**Source records:**
= = = = =

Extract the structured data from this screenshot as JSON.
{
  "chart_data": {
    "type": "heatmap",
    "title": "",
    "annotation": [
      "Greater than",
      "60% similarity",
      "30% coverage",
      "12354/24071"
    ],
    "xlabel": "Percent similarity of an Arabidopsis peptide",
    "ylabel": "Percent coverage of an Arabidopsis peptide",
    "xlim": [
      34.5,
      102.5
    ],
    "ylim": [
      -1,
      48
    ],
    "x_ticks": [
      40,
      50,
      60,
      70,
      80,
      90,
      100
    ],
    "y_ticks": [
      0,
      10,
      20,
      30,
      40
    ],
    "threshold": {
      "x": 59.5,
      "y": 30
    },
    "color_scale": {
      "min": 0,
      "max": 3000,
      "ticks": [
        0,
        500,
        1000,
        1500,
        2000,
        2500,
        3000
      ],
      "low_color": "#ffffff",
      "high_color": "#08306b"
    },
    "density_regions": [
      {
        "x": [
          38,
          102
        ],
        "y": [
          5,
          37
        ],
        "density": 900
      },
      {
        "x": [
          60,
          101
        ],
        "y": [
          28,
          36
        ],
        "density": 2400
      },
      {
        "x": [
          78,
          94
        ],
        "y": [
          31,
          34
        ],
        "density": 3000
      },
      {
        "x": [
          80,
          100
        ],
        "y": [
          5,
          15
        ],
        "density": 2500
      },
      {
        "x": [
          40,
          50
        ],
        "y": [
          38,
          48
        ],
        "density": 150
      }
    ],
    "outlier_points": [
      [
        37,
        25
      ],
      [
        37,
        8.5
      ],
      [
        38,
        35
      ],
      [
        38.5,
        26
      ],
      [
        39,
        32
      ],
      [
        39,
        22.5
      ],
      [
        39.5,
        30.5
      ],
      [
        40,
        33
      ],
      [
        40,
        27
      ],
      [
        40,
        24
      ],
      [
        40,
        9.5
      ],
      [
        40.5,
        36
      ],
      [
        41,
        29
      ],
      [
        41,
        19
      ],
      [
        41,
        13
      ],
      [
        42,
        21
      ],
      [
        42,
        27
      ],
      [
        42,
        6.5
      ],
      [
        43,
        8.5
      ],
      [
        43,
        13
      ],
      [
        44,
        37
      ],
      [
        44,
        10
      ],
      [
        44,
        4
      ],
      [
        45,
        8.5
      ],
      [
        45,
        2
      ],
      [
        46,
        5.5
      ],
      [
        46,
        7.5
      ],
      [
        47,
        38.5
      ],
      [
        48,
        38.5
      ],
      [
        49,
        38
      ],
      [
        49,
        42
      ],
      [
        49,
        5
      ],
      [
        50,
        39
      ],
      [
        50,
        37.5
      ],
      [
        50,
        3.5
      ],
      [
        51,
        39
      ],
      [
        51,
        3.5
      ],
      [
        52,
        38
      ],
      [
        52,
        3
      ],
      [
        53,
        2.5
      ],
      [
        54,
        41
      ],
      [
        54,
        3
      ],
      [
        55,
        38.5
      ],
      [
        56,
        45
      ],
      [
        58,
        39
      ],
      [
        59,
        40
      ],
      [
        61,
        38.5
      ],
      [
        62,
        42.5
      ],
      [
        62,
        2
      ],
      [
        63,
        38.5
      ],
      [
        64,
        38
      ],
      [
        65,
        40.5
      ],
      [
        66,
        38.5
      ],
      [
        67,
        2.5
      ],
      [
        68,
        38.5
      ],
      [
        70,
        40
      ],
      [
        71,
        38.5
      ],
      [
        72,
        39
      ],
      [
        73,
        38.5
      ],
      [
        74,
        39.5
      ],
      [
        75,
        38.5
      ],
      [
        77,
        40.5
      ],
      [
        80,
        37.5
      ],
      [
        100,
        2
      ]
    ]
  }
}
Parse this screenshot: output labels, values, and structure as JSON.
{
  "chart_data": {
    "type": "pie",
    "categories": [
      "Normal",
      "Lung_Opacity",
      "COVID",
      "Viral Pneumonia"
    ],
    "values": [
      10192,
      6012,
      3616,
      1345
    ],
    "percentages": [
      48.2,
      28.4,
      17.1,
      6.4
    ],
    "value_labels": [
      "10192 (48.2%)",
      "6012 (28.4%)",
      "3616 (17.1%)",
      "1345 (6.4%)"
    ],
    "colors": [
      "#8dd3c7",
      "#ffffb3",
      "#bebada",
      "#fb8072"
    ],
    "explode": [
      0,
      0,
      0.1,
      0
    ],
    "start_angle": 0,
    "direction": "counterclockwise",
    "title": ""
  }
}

= = = = =

**Task instructions:** The response must be an exact reproduction of all the entries.

**Worked solution:**
Extract the structured data from this screenshot as JSON.
{
  "chart_data": {
    "type": "heatmap",
    "title": "",
    "annotation": [
      "Greater than",
      "60% similarity",
      "30% coverage",
      "12354/24071"
    ],
    "xlabel": "Percent similarity of an Arabidopsis peptide",
    "ylabel": "Percent coverage of an Arabidopsis peptide",
    "xlim": [
      34.5,
      102.5
    ],
    "ylim": [
      -1,
      48
    ],
    "x_ticks": [
      40,
      50,
      60,
      70,
      80,
      90,
      100
    ],
    "y_ticks": [
      0,
      10,
      20,
      30,
      40
    ],
    "threshold": {
      "x": 59.5,
      "y": 30
    },
    "color_scale": {
      "min": 0,
      "max": 3000,
      "ticks": [
        0,
        500,
        1000,
        1500,
        2000,
        2500,
        3000
      ],
      "low_color": "#ffffff",
      "high_color": "#08306b"
    },
    "density_regions": [
      {
        "x": [
          38,
          102
        ],
        "y": [
          5,
          37
        ],
        "density": 900
      },
      {
        "x": [
          60,
          101
        ],
        "y": [
          28,
          36
        ],
        "density": 2400
      },
      {
        "x": [
          78,
          94
        ],
        "y": [
          31,
          34
        ],
        "density": 3000
      },
      {
        "x": [
          80,
          100
        ],
        "y": [
          5,
          15
        ],
        "density": 2500
      },
      {
        "x": [
          40,
          50
        ],
        "y": [
          38,
          48
        ],
        "density": 150
      }
    ],
    "outlier_points": [
      [
        37,
        25
      ],
      [
        37,
        8.5
      ],
      [
        38,
        35
      ],
      [
        38.5,
        26
      ],
      [
        39,
        32
      ],
      [
        39,
        22.5
      ],
      [
        39.5,
        30.5
      ],
      [
        40,
        33
      ],
      [
        40,
        27
      ],
      [
        40,
        24
      ],
      [
        40,
        9.5
      ],
      [
        40.5,
        36
      ],
      [
        41,
        29
      ],
      [
        41,
        19
      ],
      [
        41,
        13
      ],
      [
        42,
        21
      ],
      [
        42,
        27
      ],
      [
        42,
        6.5
      ],
      [
        43,
        8.5
      ],
      [
        43,
        13
      ],
      [
        44,
        37
      ],
      [
        44,
        10
      ],
      [
        44,
        4
      ],
      [
        45,
        8.5
      ],
      [
        45,
        2
      ],
      [
        46,
        5.5
      ],
      [
        46,
        7.5
      ],
      [
        47,
        38.5
      ],
      [
        48,
        38.5
      ],
      [
        49,
        38
      ],
      [
        49,
        42
      ],
      [
        49,
        5
      ],
      [
        50,
        39
      ],
      [
        50,
        37.5
      ],
      [
        50,
        3.5
      ],
      [
        51,
        39
      ],
      [
        51,
        3.5
      ],
      [
        52,
        38
      ],
      [
        52,
        3
      ],
      [
        53,
        2.5
      ],
      [
        54,
        41
      ],
      [
        54,
        3
      ],
      [
        55,
        38.5
      ],
      [
        56,
        45
      ],
      [
        58,
        39
      ],
      [
        59,
        40
      ],
      [
        61,
        38.5
      ],
      [
        62,
        42.5
      ],
      [
        62,
        2
      ],
      [
        63,
        38.5
      ],
      [
        64,
        38
      ],
      [
        65,
        40.5
      ],
      [
        66,
        38.5
      ],
      [
        67,
        2.5
      ],
      [
        68,
        38.5
      ],
      [
        70,
        40
      ],
      [
        71,
        38.5
      ],
      [
        72,
        39
      ],
      [
        73,
        38.5
      ],
      [
        74,
        39.5
      ],
      [
        75,
        38.5
      ],
      [
        77,
        40.5
      ],
      [
        80,
        37.5
      ],
      [
        100,
        2
      ]
    ]
  }
}
Parse this screenshot: output labels, values, and structure as JSON.
{
  "chart_data": {
    "type": "pie",
    "categories": [
      "Normal",
      "Lung_Opacity",
      "COVID",
      "Viral Pneumonia"
    ],
    "values": [
      10192,
      6012,
      3616,
      1345
    ],
    "percentages": [
      48.2,
      28.4,
      17.1,
      6.4
    ],
    "value_labels": [
      "10192 (48.2%)",
      "6012 (28.4%)",
      "3616 (17.1%)",
      "1345 (6.4%)"
    ],
    "colors": [
      "#8dd3c7",
      "#ffffb3",
      "#bebada",
      "#fb8072"
    ],
    "explode": [
      0,
      0,
      0.1,
      0
    ],
    "start_angle": 0,
    "direction": "counterclockwise",
    "title": ""
  }
}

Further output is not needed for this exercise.